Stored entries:

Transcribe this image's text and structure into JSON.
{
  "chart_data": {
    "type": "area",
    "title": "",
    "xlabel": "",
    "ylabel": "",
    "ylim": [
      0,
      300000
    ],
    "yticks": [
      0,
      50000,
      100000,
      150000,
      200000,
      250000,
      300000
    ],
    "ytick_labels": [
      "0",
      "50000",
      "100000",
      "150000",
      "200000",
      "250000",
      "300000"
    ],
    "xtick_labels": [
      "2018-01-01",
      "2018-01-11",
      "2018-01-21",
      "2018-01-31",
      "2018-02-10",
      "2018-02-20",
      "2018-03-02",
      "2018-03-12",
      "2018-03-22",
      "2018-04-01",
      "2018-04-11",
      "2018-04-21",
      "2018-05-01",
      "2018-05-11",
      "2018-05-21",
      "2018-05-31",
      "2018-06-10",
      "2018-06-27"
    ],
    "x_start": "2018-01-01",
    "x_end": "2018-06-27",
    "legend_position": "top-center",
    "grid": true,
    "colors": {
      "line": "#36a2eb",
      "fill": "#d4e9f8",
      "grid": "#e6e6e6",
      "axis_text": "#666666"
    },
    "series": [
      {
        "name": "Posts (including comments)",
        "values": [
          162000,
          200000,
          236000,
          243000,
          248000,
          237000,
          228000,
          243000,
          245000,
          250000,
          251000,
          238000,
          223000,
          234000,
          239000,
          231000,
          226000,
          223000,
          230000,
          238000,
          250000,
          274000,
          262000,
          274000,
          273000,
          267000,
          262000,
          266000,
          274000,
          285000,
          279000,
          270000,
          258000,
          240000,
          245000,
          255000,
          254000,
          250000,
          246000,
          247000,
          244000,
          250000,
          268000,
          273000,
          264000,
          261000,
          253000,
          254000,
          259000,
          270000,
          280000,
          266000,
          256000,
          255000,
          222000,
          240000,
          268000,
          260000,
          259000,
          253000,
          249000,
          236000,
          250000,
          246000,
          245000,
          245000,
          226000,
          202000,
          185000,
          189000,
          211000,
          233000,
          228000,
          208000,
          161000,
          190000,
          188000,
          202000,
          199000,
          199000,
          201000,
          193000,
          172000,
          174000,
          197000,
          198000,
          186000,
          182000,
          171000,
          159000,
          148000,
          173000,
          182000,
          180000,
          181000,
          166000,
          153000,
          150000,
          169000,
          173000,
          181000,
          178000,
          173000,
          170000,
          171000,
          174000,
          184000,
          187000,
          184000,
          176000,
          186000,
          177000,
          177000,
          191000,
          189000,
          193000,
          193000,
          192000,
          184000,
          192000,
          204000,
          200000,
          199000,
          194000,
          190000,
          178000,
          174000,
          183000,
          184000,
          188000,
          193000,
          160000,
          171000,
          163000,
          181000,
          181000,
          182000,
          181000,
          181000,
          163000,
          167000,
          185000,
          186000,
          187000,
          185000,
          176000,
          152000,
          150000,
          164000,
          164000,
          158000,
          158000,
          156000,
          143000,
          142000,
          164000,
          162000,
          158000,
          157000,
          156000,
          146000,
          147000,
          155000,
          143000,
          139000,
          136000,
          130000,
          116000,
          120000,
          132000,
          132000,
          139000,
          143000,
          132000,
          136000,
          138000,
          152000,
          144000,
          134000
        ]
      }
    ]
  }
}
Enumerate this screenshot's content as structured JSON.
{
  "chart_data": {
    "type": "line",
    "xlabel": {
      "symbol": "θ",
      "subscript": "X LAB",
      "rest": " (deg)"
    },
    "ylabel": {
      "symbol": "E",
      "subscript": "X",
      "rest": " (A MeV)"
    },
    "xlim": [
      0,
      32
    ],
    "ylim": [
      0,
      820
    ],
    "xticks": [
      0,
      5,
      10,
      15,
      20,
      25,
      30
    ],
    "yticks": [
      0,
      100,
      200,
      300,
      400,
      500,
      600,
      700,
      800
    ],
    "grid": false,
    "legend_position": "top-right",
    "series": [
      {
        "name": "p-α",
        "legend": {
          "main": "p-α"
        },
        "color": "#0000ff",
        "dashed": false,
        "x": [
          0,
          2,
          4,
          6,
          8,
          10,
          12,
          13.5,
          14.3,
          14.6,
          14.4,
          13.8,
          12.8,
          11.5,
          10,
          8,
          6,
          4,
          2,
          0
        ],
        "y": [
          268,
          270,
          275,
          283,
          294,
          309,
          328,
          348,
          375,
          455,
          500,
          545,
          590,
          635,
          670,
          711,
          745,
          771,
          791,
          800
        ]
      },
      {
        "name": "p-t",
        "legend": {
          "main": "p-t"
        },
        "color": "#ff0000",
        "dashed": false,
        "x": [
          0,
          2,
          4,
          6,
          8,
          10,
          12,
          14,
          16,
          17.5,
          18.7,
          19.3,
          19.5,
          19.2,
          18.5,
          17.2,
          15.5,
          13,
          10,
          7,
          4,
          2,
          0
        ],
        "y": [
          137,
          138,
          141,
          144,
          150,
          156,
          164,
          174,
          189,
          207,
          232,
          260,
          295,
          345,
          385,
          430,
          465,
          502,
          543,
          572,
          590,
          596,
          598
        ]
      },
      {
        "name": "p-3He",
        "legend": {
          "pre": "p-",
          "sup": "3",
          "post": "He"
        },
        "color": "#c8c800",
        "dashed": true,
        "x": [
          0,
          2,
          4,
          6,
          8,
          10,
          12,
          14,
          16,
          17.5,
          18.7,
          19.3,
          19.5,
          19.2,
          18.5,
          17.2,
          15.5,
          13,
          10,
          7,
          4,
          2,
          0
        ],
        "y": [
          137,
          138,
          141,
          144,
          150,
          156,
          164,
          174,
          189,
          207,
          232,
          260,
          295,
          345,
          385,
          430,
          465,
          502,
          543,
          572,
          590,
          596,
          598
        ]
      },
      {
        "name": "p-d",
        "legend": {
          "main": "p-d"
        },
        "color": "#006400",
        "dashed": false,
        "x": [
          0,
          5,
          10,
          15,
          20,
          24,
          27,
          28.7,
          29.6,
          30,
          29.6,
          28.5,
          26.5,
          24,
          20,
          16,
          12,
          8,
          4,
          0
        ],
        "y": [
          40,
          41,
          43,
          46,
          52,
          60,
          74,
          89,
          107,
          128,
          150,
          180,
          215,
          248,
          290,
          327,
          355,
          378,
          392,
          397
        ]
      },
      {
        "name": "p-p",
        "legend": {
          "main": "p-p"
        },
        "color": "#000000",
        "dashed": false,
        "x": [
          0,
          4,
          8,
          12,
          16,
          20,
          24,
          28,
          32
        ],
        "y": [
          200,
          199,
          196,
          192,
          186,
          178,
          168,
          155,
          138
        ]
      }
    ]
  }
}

▶ [WHAT YOU ARE ASKED TO DO]:
Reproduce each entry word for word.

▶ [COMPLETED EXERCISE]:
Transcribe this image's text and structure into JSON.
{
  "chart_data": {
    "type": "area",
    "title": "",
    "xlabel": "",
    "ylabel": "",
    "ylim": [
      0,
      300000
    ],
    "yticks": [
      0,
      50000,
      100000,
      150000,
      200000,
      250000,
      300000
    ],
    "ytick_labels": [
      "0",
      "50000",
      "100000",
      "150000",
      "200000",
      "250000",
      "300000"
    ],
    "xtick_labels": [
      "2018-01-01",
      "2018-01-11",
      "2018-01-21",
      "2018-01-31",
      "2018-02-10",
      "2018-02-20",
      "2018-03-02",
      "2018-03-12",
      "2018-03-22",
      "2018-04-01",
      "2018-04-11",
      "2018-04-21",
      "2018-05-01",
      "2018-05-11",
      "2018-05-21",
      "2018-05-31",
      "2018-06-10",
      "2018-06-27"
    ],
    "x_start": "2018-01-01",
    "x_end": "2018-06-27",
    "legend_position": "top-center",
    "grid": true,
    "colors": {
      "line": "#36a2eb",
      "fill": "#d4e9f8",
      "grid": "#e6e6e6",
      "axis_text": "#666666"
    },
    "series": [
      {
        "name": "Posts (including comments)",
        "values": [
          162000,
          200000,
          236000,
          243000,
          248000,
          237000,
          228000,
          243000,
          245000,
          250000,
          251000,
          238000,
          223000,
          234000,
          239000,
          231000,
          226000,
          223000,
          230000,
          238000,
          250000,
          274000,
          262000,
          274000,
          273000,
          267000,
          262000,
          266000,
          274000,
          285000,
          279000,
          270000,
          258000,
          240000,
          245000,
          255000,
          254000,
          250000,
          246000,
          247000,
          244000,
          250000,
          268000,
          273000,
          264000,
          261000,
          253000,
          254000,
          259000,
          270000,
          280000,
          266000,
          256000,
          255000,
          222000,
          240000,
          268000,
          260000,
          259000,
          253000,
          249000,
          236000,
          250000,
          246000,
          245000,
          245000,
          226000,
          202000,
          185000,
          189000,
          211000,
          233000,
          228000,
          208000,
          161000,
          190000,
          188000,
          202000,
          199000,
          199000,
          201000,
          193000,
          172000,
          174000,
          197000,
          198000,
          186000,
          182000,
          171000,
          159000,
          148000,
          173000,
          182000,
          180000,
          181000,
          166000,
          153000,
          150000,
          169000,
          173000,
          181000,
          178000,
          173000,
          170000,
          171000,
          174000,
          184000,
          187000,
          184000,
          176000,
          186000,
          177000,
          177000,
          191000,
          189000,
          193000,
          193000,
          192000,
          184000,
          192000,
          204000,
          200000,
          199000,
          194000,
          190000,
          178000,
          174000,
          183000,
          184000,
          188000,
          193000,
          160000,
          171000,
          163000,
          181000,
          181000,
          182000,
          181000,
          181000,
          163000,
          167000,
          185000,
          186000,
          187000,
          185000,
          176000,
          152000,
          150000,
          164000,
          164000,
          158000,
          158000,
          156000,
          143000,
          142000,
          164000,
          162000,
          158000,
          157000,
          156000,
          146000,
          147000,
          155000,
          143000,
          139000,
          136000,
          130000,
          116000,
          120000,
          132000,
          132000,
          139000,
          143000,
          132000,
          136000,
          138000,
          152000,
          144000,
          134000
        ]
      }
    ]
  }
}
Enumerate this screenshot's content as structured JSON.
{
  "chart_data": {
    "type": "line",
    "xlabel": {
      "symbol": "θ",
      "subscript": "X LAB",
      "rest": " (deg)"
    },
    "ylabel": {
      "symbol": "E",
      "subscript": "X",
      "rest": " (A MeV)"
    },
    "xlim": [
      0,
      32
    ],
    "ylim": [
      0,
      820
    ],
    "xticks": [
      0,
      5,
      10,
      15,
      20,
      25,
      30
    ],
    "yticks": [
      0,
      100,
      200,
      300,
      400,
      500,
      600,
      700,
      800
    ],
    "grid": false,
    "legend_position": "top-right",
    "series": [
      {
        "name": "p-α",
        "legend": {
          "main": "p-α"
        },
        "color": "#0000ff",
        "dashed": false,
        "x": [
          0,
          2,
          4,
          6,
          8,
          10,
          12,
          13.5,
          14.3,
          14.6,
          14.4,
          13.8,
          12.8,
          11.5,
          10,
          8,
          6,
          4,
          2,
          0
        ],
        "y": [
          268,
          270,
          275,
          283,
          294,
          309,
          328,
          348,
          375,
          455,
          500,
          545,
          590,
          635,
          670,
          711,
          745,
          771,
          791,
          800
        ]
      },
      {
        "name": "p-t",
        "legend": {
          "main": "p-t"
        },
        "color": "#ff0000",
        "dashed": false,
        "x": [
          0,
          2,
          4,
          6,
          8,
          10,
          12,
          14,
          16,
          17.5,
          18.7,
          19.3,
          19.5,
          19.2,
          18.5,
          17.2,
          15.5,
          13,
          10,
          7,
          4,
          2,
          0
        ],
        "y": [
          137,
          138,
          141,
          144,
          150,
          156,
          164,
          174,
          189,
          207,
          232,
          260,
          295,
          345,
          385,
          430,
          465,
          502,
          543,
          572,
          590,
          596,
          598
        ]
      },
      {
        "name": "p-3He",
        "legend": {
          "pre": "p-",
          "sup": "3",
          "post": "He"
        },
        "color": "#c8c800",
        "dashed": true,
        "x": [
          0,
          2,
          4,
          6,
          8,
          10,
          12,
          14,
          16,
          17.5,
          18.7,
          19.3,
          19.5,
          19.2,
          18.5,
          17.2,
          15.5,
          13,
          10,
          7,
          4,
          2,
          0
        ],
        "y": [
          137,
          138,
          141,
          144,
          150,
          156,
          164,
          174,
          189,
          207,
          232,
          260,
          295,
          345,
          385,
          430,
          465,
          502,
          543,
          572,
          590,
          596,
          598
        ]
      },
      {
        "name": "p-d",
        "legend": {
          "main": "p-d"
        },
        "color": "#006400",
        "dashed": false,
        "x": [
          0,
          5,
          10,
          15,
          20,
          24,
          27,
          28.7,
          29.6,
          30,
          29.6,
          28.5,
          26.5,
          24,
          20,
          16,
          12,
          8,
          4,
          0
        ],
        "y": [
          40,
          41,
          43,
          46,
          52,
          60,
          74,
          89,
          107,
          128,
          150,
          180,
          215,
          248,
          290,
          327,
          355,
          378,
          392,
          397
        ]
      },
      {
        "name": "p-p",
        "legend": {
          "main": "p-p"
        },
        "color": "#000000",
        "dashed": false,
        "x": [
          0,
          4,
          8,
          12,
          16,
          20,
          24,
          28,
          32
        ],
        "y": [
          200,
          199,
          196,
          192,
          186,
          178,
          168,
          155,
          138
        ]
      }
    ]
  }
}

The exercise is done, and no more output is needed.